> _EXERCISE INSTRUCTIONS_:
Which lines have the string "these"? Copy all of them from the entries below.

> _SUPPLIED ENTRIES_:
******

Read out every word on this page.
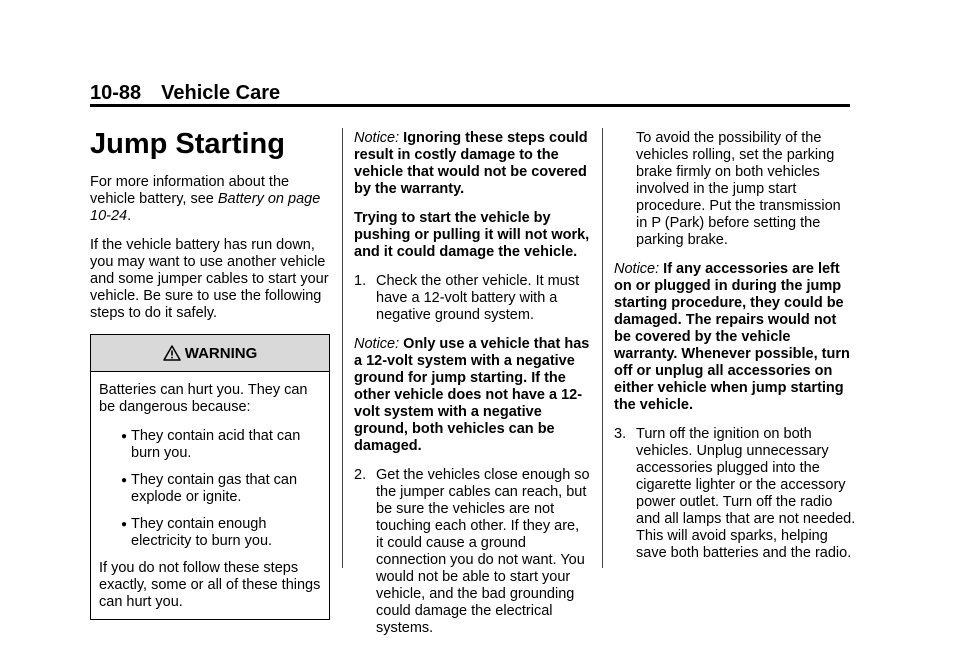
10-88 Vehicle Care
Jump Starting

For more information about the vehicle battery, see Battery on page 10-24.

If the vehicle battery has run down, you may want to use another vehicle and some jumper cables to start your vehicle. Be sure to use the following steps to do it safely.

WARNING

Batteries can hurt you. They can be dangerous because:

● They contain acid that can burn you.
● They contain gas that can explode or ignite.
● They contain enough electricity to burn you.

If you do not follow these steps exactly, some or all of these things can hurt you.

Notice: Ignoring these steps could result in costly damage to the vehicle that would not be covered by the warranty.

Trying to start the vehicle by pushing or pulling it will not work, and it could damage the vehicle.

1. Check the other vehicle. It must have a 12-volt battery with a negative ground system.

Notice: Only use a vehicle that has a 12-volt system with a negative ground for jump starting. If the other vehicle does not have a 12-volt system with a negative ground, both vehicles can be damaged.

2. Get the vehicles close enough so the jumper cables can reach, but be sure the vehicles are not touching each other. If they are, it could cause a ground connection you do not want. You would not be able to start your vehicle, and the bad grounding could damage the electrical systems.

To avoid the possibility of the vehicles rolling, set the parking brake firmly on both vehicles involved in the jump start procedure. Put the transmission in P (Park) before setting the parking brake.

Notice: If any accessories are left on or plugged in during the jump starting procedure, they could be damaged. The repairs would not be covered by the vehicle warranty. Whenever possible, turn off or unplug all accessories on either vehicle when jump starting the vehicle.

3. Turn off the ignition on both vehicles. Unplug unnecessary accessories plugged into the cigarette lighter or the accessory power outlet. Turn off the radio and all lamps that are not needed. This will avoid sparks, helping save both batteries and the radio.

******

> _FINAL RESULT_:
If you do not follow these steps exactly, some or all of these things can hurt you.
Notice: Ignoring these steps could result in costly damage to the vehicle that would not be covered by the warranty.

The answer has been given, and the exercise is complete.